TO DO: In the listing below, locate the lines that hold "Images" and copy them.

SUPPLIED MATERIAL:
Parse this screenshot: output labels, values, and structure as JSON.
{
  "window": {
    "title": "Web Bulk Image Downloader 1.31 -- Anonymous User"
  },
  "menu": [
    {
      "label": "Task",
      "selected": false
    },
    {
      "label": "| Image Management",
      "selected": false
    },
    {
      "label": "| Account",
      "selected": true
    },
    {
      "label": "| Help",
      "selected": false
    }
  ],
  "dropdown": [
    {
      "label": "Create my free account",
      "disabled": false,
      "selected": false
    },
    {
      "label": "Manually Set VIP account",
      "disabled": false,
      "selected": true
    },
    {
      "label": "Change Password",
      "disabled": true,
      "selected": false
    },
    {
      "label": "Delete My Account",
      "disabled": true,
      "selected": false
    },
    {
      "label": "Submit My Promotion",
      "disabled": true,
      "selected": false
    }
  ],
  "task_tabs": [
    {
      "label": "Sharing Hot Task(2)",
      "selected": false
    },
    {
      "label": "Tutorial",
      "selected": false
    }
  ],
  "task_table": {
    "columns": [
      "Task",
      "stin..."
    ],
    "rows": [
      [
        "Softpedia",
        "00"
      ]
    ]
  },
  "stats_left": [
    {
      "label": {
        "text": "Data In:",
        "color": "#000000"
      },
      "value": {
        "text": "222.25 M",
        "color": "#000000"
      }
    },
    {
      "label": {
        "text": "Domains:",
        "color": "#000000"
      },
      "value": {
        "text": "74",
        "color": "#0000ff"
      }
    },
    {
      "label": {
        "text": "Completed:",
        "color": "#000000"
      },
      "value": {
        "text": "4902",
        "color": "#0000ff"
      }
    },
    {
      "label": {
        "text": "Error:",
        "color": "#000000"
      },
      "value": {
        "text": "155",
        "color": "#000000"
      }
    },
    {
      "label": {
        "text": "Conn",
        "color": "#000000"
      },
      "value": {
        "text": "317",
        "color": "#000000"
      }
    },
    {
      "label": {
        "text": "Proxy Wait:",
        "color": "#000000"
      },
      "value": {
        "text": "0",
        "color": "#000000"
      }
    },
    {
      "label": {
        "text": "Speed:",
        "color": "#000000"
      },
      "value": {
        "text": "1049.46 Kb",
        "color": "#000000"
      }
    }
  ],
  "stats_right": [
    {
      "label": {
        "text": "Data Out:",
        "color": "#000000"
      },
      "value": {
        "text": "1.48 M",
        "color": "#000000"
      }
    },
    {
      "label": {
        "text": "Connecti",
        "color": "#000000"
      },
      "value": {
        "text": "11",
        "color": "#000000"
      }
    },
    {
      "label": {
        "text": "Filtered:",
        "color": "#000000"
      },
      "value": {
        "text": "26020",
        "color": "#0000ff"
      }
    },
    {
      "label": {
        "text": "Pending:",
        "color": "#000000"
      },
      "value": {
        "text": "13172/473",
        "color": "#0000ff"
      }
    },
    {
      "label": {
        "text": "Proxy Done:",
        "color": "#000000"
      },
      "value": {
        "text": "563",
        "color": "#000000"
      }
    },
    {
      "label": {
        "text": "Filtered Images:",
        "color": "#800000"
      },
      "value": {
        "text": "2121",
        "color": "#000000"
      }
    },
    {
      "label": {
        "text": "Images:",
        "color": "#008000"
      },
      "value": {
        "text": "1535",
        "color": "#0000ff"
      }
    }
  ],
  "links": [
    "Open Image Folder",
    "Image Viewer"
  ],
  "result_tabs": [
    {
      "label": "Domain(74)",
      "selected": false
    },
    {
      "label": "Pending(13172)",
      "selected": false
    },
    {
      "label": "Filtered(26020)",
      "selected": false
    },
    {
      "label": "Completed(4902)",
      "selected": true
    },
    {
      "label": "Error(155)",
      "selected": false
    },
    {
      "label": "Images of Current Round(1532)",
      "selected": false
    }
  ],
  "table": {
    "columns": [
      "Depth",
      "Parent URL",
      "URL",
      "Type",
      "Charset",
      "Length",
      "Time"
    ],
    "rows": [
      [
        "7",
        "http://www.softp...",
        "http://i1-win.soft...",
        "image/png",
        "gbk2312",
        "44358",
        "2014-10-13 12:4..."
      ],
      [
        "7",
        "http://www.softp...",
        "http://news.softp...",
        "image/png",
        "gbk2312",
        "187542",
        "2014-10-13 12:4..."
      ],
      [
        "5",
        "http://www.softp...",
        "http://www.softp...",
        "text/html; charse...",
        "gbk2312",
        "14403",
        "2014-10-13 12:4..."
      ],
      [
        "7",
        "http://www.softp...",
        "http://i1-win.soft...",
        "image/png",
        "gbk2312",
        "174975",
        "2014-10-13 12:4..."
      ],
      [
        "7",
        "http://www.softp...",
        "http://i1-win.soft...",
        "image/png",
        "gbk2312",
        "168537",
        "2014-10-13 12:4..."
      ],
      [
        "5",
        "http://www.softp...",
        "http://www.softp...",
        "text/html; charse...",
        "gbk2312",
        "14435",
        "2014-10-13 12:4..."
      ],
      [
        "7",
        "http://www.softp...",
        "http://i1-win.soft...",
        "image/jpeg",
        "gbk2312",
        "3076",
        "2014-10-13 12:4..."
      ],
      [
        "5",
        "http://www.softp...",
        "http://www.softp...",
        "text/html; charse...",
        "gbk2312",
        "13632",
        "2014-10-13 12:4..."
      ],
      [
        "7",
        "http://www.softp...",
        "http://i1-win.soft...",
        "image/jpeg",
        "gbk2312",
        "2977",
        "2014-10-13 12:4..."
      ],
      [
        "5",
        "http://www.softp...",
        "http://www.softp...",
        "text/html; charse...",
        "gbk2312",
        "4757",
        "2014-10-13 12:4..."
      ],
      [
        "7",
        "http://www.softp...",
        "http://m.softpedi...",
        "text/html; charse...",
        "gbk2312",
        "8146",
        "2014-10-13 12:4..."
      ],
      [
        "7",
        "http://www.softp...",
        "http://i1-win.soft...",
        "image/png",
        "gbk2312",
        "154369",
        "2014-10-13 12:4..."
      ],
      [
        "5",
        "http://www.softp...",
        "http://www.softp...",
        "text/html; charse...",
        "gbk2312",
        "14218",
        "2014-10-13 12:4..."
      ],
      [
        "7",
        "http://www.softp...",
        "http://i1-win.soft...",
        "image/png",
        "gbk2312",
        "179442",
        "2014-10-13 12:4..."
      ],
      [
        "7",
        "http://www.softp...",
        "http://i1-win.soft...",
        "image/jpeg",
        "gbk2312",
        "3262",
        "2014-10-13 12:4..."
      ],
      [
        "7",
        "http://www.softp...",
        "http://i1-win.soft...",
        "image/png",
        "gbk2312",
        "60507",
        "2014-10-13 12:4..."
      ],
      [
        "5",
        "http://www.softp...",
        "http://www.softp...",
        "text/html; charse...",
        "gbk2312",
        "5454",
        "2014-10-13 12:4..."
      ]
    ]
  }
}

ANSWER TO THE EXERCISE:
        "text": "Filtered Images:",
        "text": "Images:",
      "label": "Images of Current Round(1532)",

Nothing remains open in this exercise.